---------- INPUT ROWS ----------

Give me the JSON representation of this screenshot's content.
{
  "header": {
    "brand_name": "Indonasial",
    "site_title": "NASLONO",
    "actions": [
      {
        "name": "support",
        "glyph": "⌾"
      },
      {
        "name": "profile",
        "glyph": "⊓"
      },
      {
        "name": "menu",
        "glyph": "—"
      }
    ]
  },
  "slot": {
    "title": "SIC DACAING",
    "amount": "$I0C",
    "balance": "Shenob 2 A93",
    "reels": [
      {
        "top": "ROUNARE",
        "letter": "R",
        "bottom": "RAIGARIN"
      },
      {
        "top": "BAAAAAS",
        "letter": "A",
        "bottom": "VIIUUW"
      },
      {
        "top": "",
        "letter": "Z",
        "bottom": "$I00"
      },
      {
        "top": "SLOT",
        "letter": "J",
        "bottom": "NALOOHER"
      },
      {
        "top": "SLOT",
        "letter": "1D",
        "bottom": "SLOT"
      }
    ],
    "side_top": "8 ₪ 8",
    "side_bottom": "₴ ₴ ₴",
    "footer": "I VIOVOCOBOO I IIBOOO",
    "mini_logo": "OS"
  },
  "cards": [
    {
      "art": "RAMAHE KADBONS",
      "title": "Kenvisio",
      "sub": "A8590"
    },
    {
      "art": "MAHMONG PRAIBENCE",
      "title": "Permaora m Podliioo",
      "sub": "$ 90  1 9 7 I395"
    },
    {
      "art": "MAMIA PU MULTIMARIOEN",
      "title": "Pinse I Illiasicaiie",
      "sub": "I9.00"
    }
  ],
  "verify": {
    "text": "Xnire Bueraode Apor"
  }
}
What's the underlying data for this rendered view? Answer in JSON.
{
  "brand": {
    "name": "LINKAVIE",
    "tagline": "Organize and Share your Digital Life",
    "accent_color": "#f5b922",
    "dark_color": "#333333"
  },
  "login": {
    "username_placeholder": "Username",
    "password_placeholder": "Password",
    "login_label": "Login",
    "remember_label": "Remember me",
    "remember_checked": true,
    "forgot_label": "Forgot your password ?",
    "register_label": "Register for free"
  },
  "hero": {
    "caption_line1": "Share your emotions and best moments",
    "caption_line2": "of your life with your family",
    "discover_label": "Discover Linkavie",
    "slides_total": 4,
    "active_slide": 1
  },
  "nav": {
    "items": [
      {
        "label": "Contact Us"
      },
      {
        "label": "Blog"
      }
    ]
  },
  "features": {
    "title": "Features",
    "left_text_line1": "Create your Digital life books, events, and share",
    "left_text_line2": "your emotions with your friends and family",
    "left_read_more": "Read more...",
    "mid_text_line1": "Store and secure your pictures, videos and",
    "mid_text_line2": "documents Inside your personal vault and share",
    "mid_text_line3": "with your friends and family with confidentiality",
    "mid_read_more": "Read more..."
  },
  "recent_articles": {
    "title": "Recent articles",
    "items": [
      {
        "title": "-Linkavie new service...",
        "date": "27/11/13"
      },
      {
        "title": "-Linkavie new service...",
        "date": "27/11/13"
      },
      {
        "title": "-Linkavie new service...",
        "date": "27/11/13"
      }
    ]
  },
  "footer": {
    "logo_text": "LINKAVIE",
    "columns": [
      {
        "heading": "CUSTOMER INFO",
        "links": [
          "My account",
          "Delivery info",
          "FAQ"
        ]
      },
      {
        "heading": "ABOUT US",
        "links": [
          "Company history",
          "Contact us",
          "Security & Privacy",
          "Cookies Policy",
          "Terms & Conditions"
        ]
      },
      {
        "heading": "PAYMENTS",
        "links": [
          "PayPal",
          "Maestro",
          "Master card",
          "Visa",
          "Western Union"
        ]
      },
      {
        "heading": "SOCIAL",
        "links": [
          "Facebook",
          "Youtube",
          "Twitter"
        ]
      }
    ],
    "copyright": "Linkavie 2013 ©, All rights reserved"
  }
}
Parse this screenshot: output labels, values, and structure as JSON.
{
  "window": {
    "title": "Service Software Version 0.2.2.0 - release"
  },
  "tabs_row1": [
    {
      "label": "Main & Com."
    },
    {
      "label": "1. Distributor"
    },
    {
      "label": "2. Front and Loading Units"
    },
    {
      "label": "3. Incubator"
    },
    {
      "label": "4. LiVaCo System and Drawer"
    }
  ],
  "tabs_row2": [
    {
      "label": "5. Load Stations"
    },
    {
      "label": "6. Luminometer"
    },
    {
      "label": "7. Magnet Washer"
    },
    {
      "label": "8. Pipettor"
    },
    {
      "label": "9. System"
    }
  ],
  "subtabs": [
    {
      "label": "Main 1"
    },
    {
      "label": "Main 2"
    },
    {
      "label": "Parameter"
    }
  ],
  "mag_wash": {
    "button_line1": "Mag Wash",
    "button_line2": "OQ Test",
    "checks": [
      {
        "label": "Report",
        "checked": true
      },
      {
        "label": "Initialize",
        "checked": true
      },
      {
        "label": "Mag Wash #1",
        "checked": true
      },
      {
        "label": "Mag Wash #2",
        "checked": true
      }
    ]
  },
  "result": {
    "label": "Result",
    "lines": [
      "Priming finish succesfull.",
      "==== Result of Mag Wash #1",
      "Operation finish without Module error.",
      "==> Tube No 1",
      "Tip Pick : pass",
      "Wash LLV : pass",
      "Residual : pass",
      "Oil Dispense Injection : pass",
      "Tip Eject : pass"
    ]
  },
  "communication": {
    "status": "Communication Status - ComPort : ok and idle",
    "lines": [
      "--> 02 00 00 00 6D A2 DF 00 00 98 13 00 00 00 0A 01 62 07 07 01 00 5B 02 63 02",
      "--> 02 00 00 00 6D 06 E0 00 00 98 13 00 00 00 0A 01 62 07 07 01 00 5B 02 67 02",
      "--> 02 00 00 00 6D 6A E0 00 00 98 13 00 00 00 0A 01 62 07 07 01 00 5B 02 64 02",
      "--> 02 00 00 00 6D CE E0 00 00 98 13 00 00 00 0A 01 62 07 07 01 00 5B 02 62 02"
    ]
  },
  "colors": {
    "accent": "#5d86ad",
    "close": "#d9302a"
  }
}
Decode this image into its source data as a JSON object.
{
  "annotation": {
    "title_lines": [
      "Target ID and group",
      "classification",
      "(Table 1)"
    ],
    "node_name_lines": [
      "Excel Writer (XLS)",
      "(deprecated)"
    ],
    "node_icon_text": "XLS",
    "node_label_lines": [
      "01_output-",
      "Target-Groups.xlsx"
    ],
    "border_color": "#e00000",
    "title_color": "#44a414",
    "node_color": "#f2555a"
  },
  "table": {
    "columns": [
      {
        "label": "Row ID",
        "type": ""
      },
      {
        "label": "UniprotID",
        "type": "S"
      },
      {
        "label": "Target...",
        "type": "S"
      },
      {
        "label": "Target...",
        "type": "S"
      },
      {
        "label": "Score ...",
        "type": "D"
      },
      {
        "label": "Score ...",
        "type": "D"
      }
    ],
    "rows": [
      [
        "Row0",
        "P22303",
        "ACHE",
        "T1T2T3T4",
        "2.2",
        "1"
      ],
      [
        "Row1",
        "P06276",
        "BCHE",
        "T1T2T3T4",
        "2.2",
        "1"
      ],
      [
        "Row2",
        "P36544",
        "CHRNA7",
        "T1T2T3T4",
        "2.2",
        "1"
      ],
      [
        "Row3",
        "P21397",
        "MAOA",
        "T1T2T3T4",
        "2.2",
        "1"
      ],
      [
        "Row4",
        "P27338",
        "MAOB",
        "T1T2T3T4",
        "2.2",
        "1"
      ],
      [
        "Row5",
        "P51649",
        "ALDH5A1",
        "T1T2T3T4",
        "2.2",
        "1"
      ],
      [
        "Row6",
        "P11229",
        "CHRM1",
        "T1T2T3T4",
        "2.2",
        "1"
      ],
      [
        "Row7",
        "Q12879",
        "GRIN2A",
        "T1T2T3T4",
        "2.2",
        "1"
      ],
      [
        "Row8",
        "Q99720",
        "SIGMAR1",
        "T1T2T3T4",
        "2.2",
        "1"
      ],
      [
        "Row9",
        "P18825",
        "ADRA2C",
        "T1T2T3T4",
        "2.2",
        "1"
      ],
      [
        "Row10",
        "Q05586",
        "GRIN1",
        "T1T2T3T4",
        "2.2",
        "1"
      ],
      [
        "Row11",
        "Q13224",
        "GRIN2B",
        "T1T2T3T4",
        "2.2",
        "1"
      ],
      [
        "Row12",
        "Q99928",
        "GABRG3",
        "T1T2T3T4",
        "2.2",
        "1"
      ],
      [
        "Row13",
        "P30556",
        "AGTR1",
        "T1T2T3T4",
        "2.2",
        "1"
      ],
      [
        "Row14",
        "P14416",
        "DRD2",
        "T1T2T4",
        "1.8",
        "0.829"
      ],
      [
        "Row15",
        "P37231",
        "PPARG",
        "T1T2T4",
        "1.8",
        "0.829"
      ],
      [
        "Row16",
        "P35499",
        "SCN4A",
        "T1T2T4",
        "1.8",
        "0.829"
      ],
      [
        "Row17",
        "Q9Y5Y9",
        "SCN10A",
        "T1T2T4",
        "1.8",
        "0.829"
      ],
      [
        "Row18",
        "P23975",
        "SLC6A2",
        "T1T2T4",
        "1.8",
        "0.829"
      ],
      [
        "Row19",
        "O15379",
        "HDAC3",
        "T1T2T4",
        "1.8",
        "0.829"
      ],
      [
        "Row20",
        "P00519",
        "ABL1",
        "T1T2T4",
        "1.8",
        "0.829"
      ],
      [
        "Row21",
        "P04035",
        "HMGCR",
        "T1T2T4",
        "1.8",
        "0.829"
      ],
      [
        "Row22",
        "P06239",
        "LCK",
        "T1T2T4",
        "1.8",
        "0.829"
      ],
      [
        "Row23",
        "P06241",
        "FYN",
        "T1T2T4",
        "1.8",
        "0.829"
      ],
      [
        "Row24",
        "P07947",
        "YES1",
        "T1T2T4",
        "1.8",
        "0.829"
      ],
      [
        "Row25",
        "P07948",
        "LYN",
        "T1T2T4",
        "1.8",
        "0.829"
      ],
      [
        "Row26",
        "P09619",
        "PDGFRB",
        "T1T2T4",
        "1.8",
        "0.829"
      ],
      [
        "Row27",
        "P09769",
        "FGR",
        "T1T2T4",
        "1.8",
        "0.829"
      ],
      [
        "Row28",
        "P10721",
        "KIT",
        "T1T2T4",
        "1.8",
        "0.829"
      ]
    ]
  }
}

----------

**TO BE DONE:** Gather and return every line that holds the string "Read".

**FINISHED ANSWER:**
    "left_read_more": "Read more...",
    "mid_read_more": "Read more..."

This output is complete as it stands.